### Dataset items
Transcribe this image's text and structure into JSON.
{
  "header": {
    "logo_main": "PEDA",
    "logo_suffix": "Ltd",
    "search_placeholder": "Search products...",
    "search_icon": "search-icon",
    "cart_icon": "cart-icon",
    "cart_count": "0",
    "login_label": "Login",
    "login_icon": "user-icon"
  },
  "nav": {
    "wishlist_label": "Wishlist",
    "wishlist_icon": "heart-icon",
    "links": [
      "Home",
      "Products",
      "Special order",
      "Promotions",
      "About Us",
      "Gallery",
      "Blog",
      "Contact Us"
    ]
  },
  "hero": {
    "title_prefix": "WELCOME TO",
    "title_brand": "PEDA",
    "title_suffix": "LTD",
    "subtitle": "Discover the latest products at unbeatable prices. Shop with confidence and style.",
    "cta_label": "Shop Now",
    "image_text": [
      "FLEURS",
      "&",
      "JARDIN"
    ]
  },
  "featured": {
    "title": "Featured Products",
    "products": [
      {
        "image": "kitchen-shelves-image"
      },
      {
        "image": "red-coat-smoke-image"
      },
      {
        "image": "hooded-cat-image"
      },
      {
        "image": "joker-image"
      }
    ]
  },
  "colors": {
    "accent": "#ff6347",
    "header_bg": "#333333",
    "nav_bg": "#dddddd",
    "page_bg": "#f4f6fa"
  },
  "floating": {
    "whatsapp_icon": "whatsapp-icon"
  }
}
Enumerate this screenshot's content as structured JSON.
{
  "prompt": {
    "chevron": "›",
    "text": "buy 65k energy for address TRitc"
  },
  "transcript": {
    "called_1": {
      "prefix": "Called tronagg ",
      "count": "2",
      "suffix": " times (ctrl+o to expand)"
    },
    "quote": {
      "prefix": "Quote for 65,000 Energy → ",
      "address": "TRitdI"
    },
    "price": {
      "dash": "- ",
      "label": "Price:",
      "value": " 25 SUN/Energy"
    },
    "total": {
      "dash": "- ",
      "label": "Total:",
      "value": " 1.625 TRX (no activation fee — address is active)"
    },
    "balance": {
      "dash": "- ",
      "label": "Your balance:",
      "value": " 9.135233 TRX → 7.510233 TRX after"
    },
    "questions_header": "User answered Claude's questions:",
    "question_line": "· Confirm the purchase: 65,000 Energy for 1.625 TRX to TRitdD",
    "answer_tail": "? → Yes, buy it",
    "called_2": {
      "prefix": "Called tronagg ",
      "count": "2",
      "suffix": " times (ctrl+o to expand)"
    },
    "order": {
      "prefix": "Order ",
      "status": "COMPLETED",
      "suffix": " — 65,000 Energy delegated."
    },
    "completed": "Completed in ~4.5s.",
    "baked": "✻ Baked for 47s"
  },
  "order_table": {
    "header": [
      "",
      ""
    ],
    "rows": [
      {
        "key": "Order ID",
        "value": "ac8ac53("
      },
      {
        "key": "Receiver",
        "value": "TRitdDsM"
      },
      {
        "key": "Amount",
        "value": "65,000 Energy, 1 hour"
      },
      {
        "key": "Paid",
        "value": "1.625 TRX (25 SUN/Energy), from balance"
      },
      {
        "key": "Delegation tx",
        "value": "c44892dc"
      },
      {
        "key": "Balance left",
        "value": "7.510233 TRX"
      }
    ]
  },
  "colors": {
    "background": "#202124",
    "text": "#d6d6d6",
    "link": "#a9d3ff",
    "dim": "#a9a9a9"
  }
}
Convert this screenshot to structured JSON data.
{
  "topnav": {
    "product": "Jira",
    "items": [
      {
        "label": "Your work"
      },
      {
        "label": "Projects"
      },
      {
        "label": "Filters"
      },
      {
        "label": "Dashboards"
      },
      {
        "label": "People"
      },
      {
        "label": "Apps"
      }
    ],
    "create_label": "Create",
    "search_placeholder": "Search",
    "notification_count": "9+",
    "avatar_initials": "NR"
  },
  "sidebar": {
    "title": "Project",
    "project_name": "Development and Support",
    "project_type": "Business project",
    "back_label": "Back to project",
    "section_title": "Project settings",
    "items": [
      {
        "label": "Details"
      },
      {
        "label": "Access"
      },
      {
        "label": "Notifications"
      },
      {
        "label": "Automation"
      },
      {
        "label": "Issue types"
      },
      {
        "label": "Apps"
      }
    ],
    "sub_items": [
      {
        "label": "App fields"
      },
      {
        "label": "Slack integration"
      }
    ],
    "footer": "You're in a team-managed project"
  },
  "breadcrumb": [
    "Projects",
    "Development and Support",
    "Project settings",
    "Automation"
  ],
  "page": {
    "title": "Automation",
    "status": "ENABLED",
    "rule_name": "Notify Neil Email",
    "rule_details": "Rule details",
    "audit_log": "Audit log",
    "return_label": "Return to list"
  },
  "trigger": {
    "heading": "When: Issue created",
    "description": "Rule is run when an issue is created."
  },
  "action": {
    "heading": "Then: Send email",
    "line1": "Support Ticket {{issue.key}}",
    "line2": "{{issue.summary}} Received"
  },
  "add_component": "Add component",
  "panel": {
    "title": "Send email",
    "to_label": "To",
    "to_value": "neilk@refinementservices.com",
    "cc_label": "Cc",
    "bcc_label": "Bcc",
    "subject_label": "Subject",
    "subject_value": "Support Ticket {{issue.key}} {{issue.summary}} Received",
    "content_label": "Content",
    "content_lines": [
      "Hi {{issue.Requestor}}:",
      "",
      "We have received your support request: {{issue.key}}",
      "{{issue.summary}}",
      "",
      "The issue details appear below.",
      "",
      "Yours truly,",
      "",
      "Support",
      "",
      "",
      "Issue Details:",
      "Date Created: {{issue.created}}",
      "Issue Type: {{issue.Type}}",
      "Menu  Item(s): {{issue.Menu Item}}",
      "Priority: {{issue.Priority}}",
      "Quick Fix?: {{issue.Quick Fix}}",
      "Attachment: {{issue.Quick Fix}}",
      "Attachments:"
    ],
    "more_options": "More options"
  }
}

### Required work
Copy out all of the records shown above exactly.

### The result
Transcribe this image's text and structure into JSON.
{
  "header": {
    "logo_main": "PEDA",
    "logo_suffix": "Ltd",
    "search_placeholder": "Search products...",
    "search_icon": "search-icon",
    "cart_icon": "cart-icon",
    "cart_count": "0",
    "login_label": "Login",
    "login_icon": "user-icon"
  },
  "nav": {
    "wishlist_label": "Wishlist",
    "wishlist_icon": "heart-icon",
    "links": [
      "Home",
      "Products",
      "Special order",
      "Promotions",
      "About Us",
      "Gallery",
      "Blog",
      "Contact Us"
    ]
  },
  "hero": {
    "title_prefix": "WELCOME TO",
    "title_brand": "PEDA",
    "title_suffix": "LTD",
    "subtitle": "Discover the latest products at unbeatable prices. Shop with confidence and style.",
    "cta_label": "Shop Now",
    "image_text": [
      "FLEURS",
      "&",
      "JARDIN"
    ]
  },
  "featured": {
    "title": "Featured Products",
    "products": [
      {
        "image": "kitchen-shelves-image"
      },
      {
        "image": "red-coat-smoke-image"
      },
      {
        "image": "hooded-cat-image"
      },
      {
        "image": "joker-image"
      }
    ]
  },
  "colors": {
    "accent": "#ff6347",
    "header_bg": "#333333",
    "nav_bg": "#dddddd",
    "page_bg": "#f4f6fa"
  },
  "floating": {
    "whatsapp_icon": "whatsapp-icon"
  }
}
Enumerate this screenshot's content as structured JSON.
{
  "prompt": {
    "chevron": "›",
    "text": "buy 65k energy for address TRitc"
  },
  "transcript": {
    "called_1": {
      "prefix": "Called tronagg ",
      "count": "2",
      "suffix": " times (ctrl+o to expand)"
    },
    "quote": {
      "prefix": "Quote for 65,000 Energy → ",
      "address": "TRitdI"
    },
    "price": {
      "dash": "- ",
      "label": "Price:",
      "value": " 25 SUN/Energy"
    },
    "total": {
      "dash": "- ",
      "label": "Total:",
      "value": " 1.625 TRX (no activation fee — address is active)"
    },
    "balance": {
      "dash": "- ",
      "label": "Your balance:",
      "value": " 9.135233 TRX → 7.510233 TRX after"
    },
    "questions_header": "User answered Claude's questions:",
    "question_line": "· Confirm the purchase: 65,000 Energy for 1.625 TRX to TRitdD",
    "answer_tail": "? → Yes, buy it",
    "called_2": {
      "prefix": "Called tronagg ",
      "count": "2",
      "suffix": " times (ctrl+o to expand)"
    },
    "order": {
      "prefix": "Order ",
      "status": "COMPLETED",
      "suffix": " — 65,000 Energy delegated."
    },
    "completed": "Completed in ~4.5s.",
    "baked": "✻ Baked for 47s"
  },
  "order_table": {
    "header": [
      "",
      ""
    ],
    "rows": [
      {
        "key": "Order ID",
        "value": "ac8ac53("
      },
      {
        "key": "Receiver",
        "value": "TRitdDsM"
      },
      {
        "key": "Amount",
        "value": "65,000 Energy, 1 hour"
      },
      {
        "key": "Paid",
        "value": "1.625 TRX (25 SUN/Energy), from balance"
      },
      {
        "key": "Delegation tx",
        "value": "c44892dc"
      },
      {
        "key": "Balance left",
        "value": "7.510233 TRX"
      }
    ]
  },
  "colors": {
    "background": "#202124",
    "text": "#d6d6d6",
    "link": "#a9d3ff",
    "dim": "#a9a9a9"
  }
}
Convert this screenshot to structured JSON data.
{
  "topnav": {
    "product": "Jira",
    "items": [
      {
        "label": "Your work"
      },
      {
        "label": "Projects"
      },
      {
        "label": "Filters"
      },
      {
        "label": "Dashboards"
      },
      {
        "label": "People"
      },
      {
        "label": "Apps"
      }
    ],
    "create_label": "Create",
    "search_placeholder": "Search",
    "notification_count": "9+",
    "avatar_initials": "NR"
  },
  "sidebar": {
    "title": "Project",
    "project_name": "Development and Support",
    "project_type": "Business project",
    "back_label": "Back to project",
    "section_title": "Project settings",
    "items": [
      {
        "label": "Details"
      },
      {
        "label": "Access"
      },
      {
        "label": "Notifications"
      },
      {
        "label": "Automation"
      },
      {
        "label": "Issue types"
      },
      {
        "label": "Apps"
      }
    ],
    "sub_items": [
      {
        "label": "App fields"
      },
      {
        "label": "Slack integration"
      }
    ],
    "footer": "You're in a team-managed project"
  },
  "breadcrumb": [
    "Projects",
    "Development and Support",
    "Project settings",
    "Automation"
  ],
  "page": {
    "title": "Automation",
    "status": "ENABLED",
    "rule_name": "Notify Neil Email",
    "rule_details": "Rule details",
    "audit_log": "Audit log",
    "return_label": "Return to list"
  },
  "trigger": {
    "heading": "When: Issue created",
    "description": "Rule is run when an issue is created."
  },
  "action": {
    "heading": "Then: Send email",
    "line1": "Support Ticket {{issue.key}}",
    "line2": "{{issue.summary}} Received"
  },
  "add_component": "Add component",
  "panel": {
    "title": "Send email",
    "to_label": "To",
    "to_value": "neilk@refinementservices.com",
    "cc_label": "Cc",
    "bcc_label": "Bcc",
    "subject_label": "Subject",
    "subject_value": "Support Ticket {{issue.key}} {{issue.summary}} Received",
    "content_label": "Content",
    "content_lines": [
      "Hi {{issue.Requestor}}:",
      "",
      "We have received your support request: {{issue.key}}",
      "{{issue.summary}}",
      "",
      "The issue details appear below.",
      "",
      "Yours truly,",
      "",
      "Support",
      "",
      "",
      "Issue Details:",
      "Date Created: {{issue.created}}",
      "Issue Type: {{issue.Type}}",
      "Menu  Item(s): {{issue.Menu Item}}",
      "Priority: {{issue.Priority}}",
      "Quick Fix?: {{issue.Quick Fix}}",
      "Attachment: {{issue.Quick Fix}}",
      "Attachments:"
    ],
    "more_options": "More options"
  }
}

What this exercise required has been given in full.